- TO BE DONE -
All of the data must be printed exactly; please include every line.

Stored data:
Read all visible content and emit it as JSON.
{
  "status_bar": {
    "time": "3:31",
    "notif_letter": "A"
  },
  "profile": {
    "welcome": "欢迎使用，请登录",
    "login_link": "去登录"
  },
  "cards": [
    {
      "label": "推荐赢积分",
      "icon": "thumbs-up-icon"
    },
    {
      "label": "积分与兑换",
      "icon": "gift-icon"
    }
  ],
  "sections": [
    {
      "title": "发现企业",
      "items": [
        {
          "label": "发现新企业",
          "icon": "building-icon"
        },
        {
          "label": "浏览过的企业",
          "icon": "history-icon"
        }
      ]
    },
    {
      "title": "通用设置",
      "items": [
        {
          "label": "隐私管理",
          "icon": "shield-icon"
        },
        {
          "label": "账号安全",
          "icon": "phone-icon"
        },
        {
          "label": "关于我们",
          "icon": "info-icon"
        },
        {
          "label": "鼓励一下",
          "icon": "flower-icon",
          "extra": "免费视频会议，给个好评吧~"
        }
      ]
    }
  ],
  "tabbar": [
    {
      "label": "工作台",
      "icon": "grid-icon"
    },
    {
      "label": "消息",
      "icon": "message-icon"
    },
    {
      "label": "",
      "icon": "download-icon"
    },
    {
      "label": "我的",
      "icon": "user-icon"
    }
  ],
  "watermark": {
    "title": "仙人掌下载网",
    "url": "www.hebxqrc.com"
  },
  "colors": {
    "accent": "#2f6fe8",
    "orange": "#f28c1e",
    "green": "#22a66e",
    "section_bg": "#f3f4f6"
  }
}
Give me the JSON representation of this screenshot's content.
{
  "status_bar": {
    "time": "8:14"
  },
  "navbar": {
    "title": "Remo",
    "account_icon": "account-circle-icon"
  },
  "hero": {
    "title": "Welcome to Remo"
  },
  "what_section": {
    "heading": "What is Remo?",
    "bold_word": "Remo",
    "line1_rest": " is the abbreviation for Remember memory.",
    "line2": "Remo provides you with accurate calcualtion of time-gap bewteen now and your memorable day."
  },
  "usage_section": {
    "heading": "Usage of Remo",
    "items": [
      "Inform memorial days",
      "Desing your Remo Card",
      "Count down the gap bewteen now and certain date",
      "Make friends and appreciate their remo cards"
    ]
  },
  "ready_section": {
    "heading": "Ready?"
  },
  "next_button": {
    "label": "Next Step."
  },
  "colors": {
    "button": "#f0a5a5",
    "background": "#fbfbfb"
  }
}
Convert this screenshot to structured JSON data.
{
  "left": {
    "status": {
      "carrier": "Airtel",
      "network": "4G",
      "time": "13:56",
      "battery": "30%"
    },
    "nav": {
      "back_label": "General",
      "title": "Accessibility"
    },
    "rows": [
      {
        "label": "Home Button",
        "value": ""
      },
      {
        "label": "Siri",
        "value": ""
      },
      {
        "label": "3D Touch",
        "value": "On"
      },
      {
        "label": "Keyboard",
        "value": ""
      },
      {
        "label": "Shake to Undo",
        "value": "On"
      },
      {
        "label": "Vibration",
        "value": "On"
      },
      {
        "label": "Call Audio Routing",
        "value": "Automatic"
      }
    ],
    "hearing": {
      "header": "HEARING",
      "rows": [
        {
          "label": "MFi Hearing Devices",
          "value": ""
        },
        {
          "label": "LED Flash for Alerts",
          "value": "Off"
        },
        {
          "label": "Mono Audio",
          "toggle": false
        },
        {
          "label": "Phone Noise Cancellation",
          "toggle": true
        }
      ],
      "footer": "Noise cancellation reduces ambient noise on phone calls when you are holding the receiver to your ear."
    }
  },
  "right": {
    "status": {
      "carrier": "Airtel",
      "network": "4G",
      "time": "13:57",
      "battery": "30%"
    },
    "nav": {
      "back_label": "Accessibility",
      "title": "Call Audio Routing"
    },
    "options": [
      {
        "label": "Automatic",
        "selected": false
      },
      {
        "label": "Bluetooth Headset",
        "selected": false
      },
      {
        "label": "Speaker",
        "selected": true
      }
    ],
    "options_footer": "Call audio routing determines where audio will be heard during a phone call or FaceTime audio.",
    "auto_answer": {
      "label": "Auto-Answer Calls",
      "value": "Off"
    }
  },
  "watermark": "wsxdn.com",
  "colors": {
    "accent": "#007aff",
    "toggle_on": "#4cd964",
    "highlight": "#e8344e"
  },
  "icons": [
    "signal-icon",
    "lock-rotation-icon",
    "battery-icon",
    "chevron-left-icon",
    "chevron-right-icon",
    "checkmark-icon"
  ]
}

- ANSWER TO THIS PROBLEM -
Read all visible content and emit it as JSON.
{
  "status_bar": {
    "time": "3:31",
    "notif_letter": "A"
  },
  "profile": {
    "welcome": "欢迎使用，请登录",
    "login_link": "去登录"
  },
  "cards": [
    {
      "label": "推荐赢积分",
      "icon": "thumbs-up-icon"
    },
    {
      "label": "积分与兑换",
      "icon": "gift-icon"
    }
  ],
  "sections": [
    {
      "title": "发现企业",
      "items": [
        {
          "label": "发现新企业",
          "icon": "building-icon"
        },
        {
          "label": "浏览过的企业",
          "icon": "history-icon"
        }
      ]
    },
    {
      "title": "通用设置",
      "items": [
        {
          "label": "隐私管理",
          "icon": "shield-icon"
        },
        {
          "label": "账号安全",
          "icon": "phone-icon"
        },
        {
          "label": "关于我们",
          "icon": "info-icon"
        },
        {
          "label": "鼓励一下",
          "icon": "flower-icon",
          "extra": "免费视频会议，给个好评吧~"
        }
      ]
    }
  ],
  "tabbar": [
    {
      "label": "工作台",
      "icon": "grid-icon"
    },
    {
      "label": "消息",
      "icon": "message-icon"
    },
    {
      "label": "",
      "icon": "download-icon"
    },
    {
      "label": "我的",
      "icon": "user-icon"
    }
  ],
  "watermark": {
    "title": "仙人掌下载网",
    "url": "www.hebxqrc.com"
  },
  "colors": {
    "accent": "#2f6fe8",
    "orange": "#f28c1e",
    "green": "#22a66e",
    "section_bg": "#f3f4f6"
  }
}
Give me the JSON representation of this screenshot's content.
{
  "status_bar": {
    "time": "8:14"
  },
  "navbar": {
    "title": "Remo",
    "account_icon": "account-circle-icon"
  },
  "hero": {
    "title": "Welcome to Remo"
  },
  "what_section": {
    "heading": "What is Remo?",
    "bold_word": "Remo",
    "line1_rest": " is the abbreviation for Remember memory.",
    "line2": "Remo provides you with accurate calcualtion of time-gap bewteen now and your memorable day."
  },
  "usage_section": {
    "heading": "Usage of Remo",
    "items": [
      "Inform memorial days",
      "Desing your Remo Card",
      "Count down the gap bewteen now and certain date",
      "Make friends and appreciate their remo cards"
    ]
  },
  "ready_section": {
    "heading": "Ready?"
  },
  "next_button": {
    "label": "Next Step."
  },
  "colors": {
    "button": "#f0a5a5",
    "background": "#fbfbfb"
  }
}
Convert this screenshot to structured JSON data.
{
  "left": {
    "status": {
      "carrier": "Airtel",
      "network": "4G",
      "time": "13:56",
      "battery": "30%"
    },
    "nav": {
      "back_label": "General",
      "title": "Accessibility"
    },
    "rows": [
      {
        "label": "Home Button",
        "value": ""
      },
      {
        "label": "Siri",
        "value": ""
      },
      {
        "label": "3D Touch",
        "value": "On"
      },
      {
        "label": "Keyboard",
        "value": ""
      },
      {
        "label": "Shake to Undo",
        "value": "On"
      },
      {
        "label": "Vibration",
        "value": "On"
      },
      {
        "label": "Call Audio Routing",
        "value": "Automatic"
      }
    ],
    "hearing": {
      "header": "HEARING",
      "rows": [
        {
          "label": "MFi Hearing Devices",
          "value": ""
        },
        {
          "label": "LED Flash for Alerts",
          "value": "Off"
        },
        {
          "label": "Mono Audio",
          "toggle": false
        },
        {
          "label": "Phone Noise Cancellation",
          "toggle": true
        }
      ],
      "footer": "Noise cancellation reduces ambient noise on phone calls when you are holding the receiver to your ear."
    }
  },
  "right": {
    "status": {
      "carrier": "Airtel",
      "network": "4G",
      "time": "13:57",
      "battery": "30%"
    },
    "nav": {
      "back_label": "Accessibility",
      "title": "Call Audio Routing"
    },
    "options": [
      {
        "label": "Automatic",
        "selected": false
      },
      {
        "label": "Bluetooth Headset",
        "selected": false
      },
      {
        "label": "Speaker",
        "selected": true
      }
    ],
    "options_footer": "Call audio routing determines where audio will be heard during a phone call or FaceTime audio.",
    "auto_answer": {
      "label": "Auto-Answer Calls",
      "value": "Off"
    }
  },
  "watermark": "wsxdn.com",
  "colors": {
    "accent": "#007aff",
    "toggle_on": "#4cd964",
    "highlight": "#e8344e"
  },
  "icons": [
    "signal-icon",
    "lock-rotation-icon",
    "battery-icon",
    "chevron-left-icon",
    "chevron-right-icon",
    "checkmark-icon"
  ]
}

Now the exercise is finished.